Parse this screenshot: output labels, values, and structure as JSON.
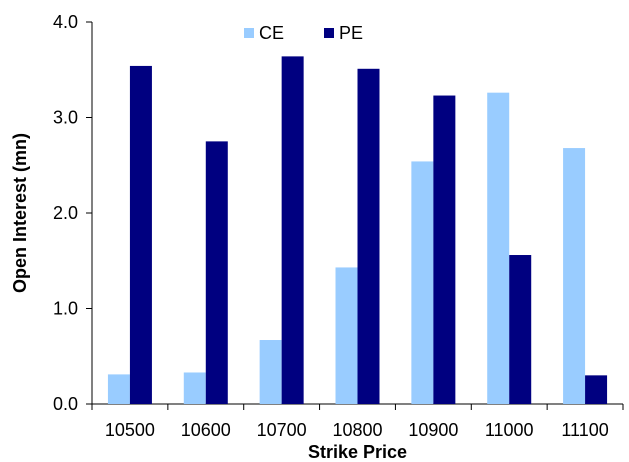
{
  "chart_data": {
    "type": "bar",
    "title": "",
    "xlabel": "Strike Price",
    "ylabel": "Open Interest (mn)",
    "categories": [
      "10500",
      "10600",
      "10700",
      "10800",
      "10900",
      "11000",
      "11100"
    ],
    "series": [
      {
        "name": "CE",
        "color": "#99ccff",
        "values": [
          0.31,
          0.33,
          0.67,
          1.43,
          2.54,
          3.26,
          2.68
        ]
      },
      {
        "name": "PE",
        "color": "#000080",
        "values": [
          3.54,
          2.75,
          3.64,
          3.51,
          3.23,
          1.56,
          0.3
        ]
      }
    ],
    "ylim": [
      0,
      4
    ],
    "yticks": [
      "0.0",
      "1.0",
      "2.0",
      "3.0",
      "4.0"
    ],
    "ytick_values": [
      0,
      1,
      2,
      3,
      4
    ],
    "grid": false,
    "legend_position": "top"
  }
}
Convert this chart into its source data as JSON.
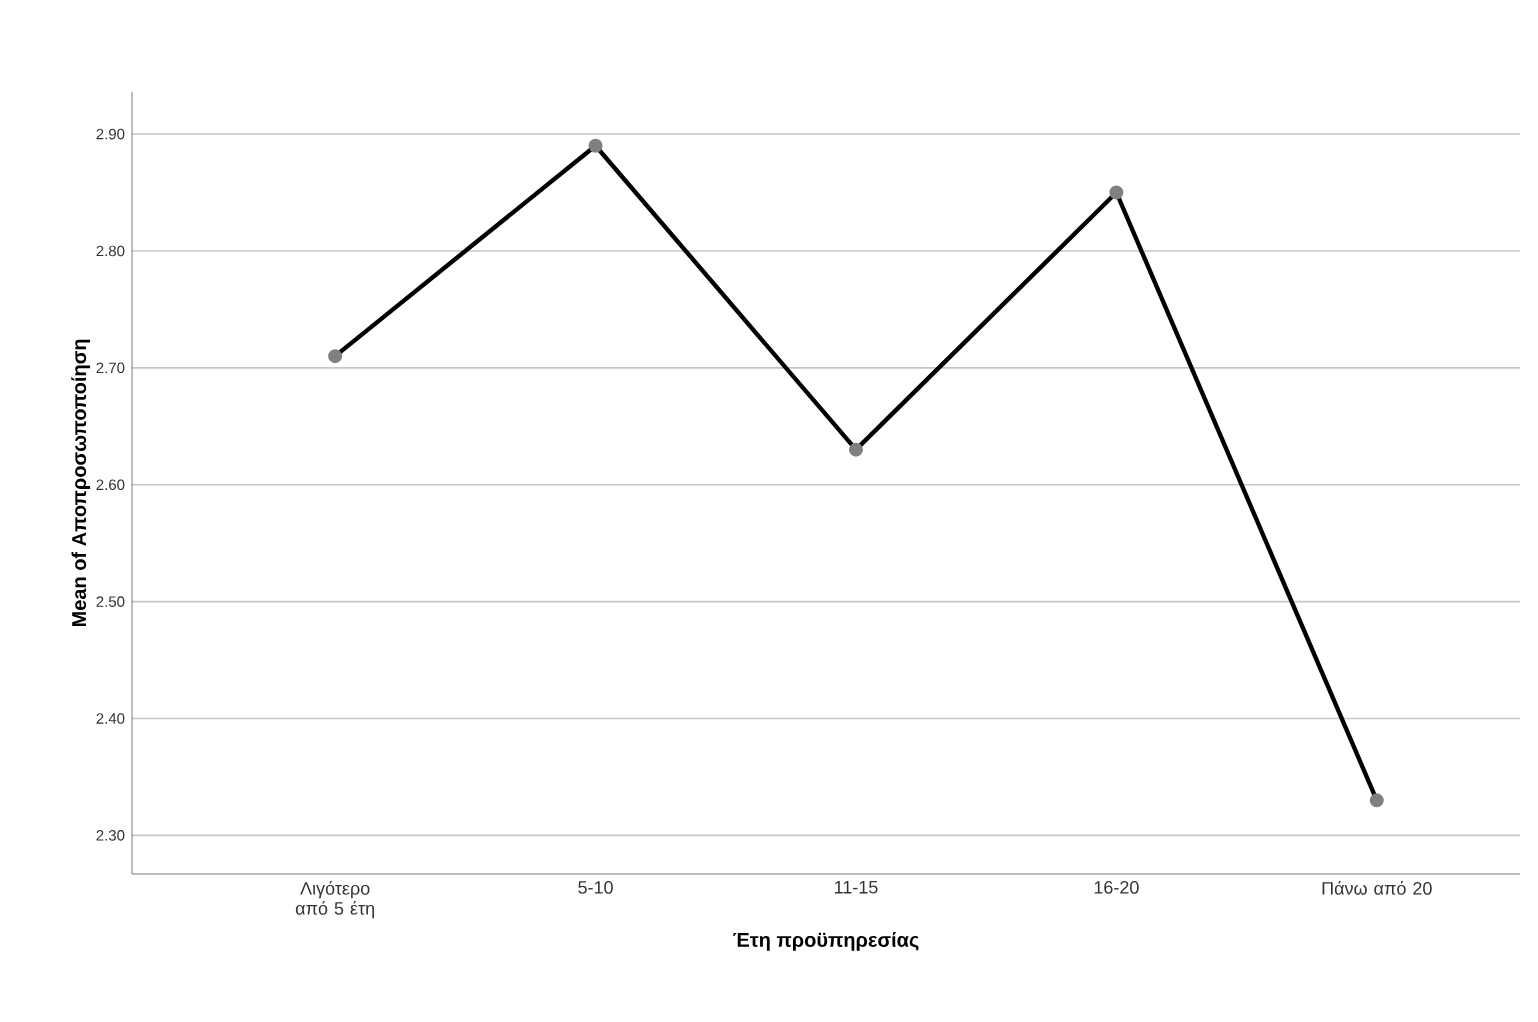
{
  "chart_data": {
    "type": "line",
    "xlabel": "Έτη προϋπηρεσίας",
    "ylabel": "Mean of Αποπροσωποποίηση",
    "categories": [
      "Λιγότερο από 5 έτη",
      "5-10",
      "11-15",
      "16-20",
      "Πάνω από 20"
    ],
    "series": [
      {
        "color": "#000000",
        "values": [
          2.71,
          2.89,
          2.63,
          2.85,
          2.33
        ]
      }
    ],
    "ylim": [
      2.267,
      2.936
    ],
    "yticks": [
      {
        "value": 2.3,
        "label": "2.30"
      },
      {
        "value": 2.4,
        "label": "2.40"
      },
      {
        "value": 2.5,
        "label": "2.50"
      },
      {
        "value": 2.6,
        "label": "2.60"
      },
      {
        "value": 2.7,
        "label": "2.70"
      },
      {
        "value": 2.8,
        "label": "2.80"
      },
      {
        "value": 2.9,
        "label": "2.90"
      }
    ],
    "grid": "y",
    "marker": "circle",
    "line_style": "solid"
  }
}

------------------------------------------------------------

• STATED GOAL:
Reproduce every entry exactly, but omit each picture.

• EXPECTED ANSWER:
Parse this screenshot: output labels, values, and structure as JSON.
{
  "chart_data": {
    "type": "bar",
    "title": "",
    "xlabel": "Strike Price",
    "ylabel": "Open Interest (mn)",
    "categories": [
      "10500",
      "10600",
      "10700",
      "10800",
      "10900",
      "11000",
      "11100"
    ],
    "series": [
      {
        "name": "CE",
        "color": "#99ccff",
        "values": [
          0.31,
          0.33,
          0.67,
          1.43,
          2.54,
          3.26,
          2.68
        ]
      },
      {
        "name": "PE",
        "color": "#000080",
        "values": [
          3.54,
          2.75,
          3.64,
          3.51,
          3.23,
          1.56,
          0.3
        ]
      }
    ],
    "ylim": [
      0,
      4
    ],
    "yticks": [
      "0.0",
      "1.0",
      "2.0",
      "3.0",
      "4.0"
    ],
    "ytick_values": [
      0,
      1,
      2,
      3,
      4
    ],
    "grid": false,
    "legend_position": "top"
  }
}
Convert this chart into its source data as JSON.
{
  "chart_data": {
    "type": "line",
    "xlabel": "Έτη προϋπηρεσίας",
    "ylabel": "Mean of Αποπροσωποποίηση",
    "categories": [
      "Λιγότερο από 5 έτη",
      "5-10",
      "11-15",
      "16-20",
      "Πάνω από 20"
    ],
    "series": [
      {
        "color": "#000000",
        "values": [
          2.71,
          2.89,
          2.63,
          2.85,
          2.33
        ]
      }
    ],
    "ylim": [
      2.267,
      2.936
    ],
    "yticks": [
      {
        "value": 2.3,
        "label": "2.30"
      },
      {
        "value": 2.4,
        "label": "2.40"
      },
      {
        "value": 2.5,
        "label": "2.50"
      },
      {
        "value": 2.6,
        "label": "2.60"
      },
      {
        "value": 2.7,
        "label": "2.70"
      },
      {
        "value": 2.8,
        "label": "2.80"
      },
      {
        "value": 2.9,
        "label": "2.90"
      }
    ],
    "grid": "y",
    "marker": "circle",
    "line_style": "solid"
  }
}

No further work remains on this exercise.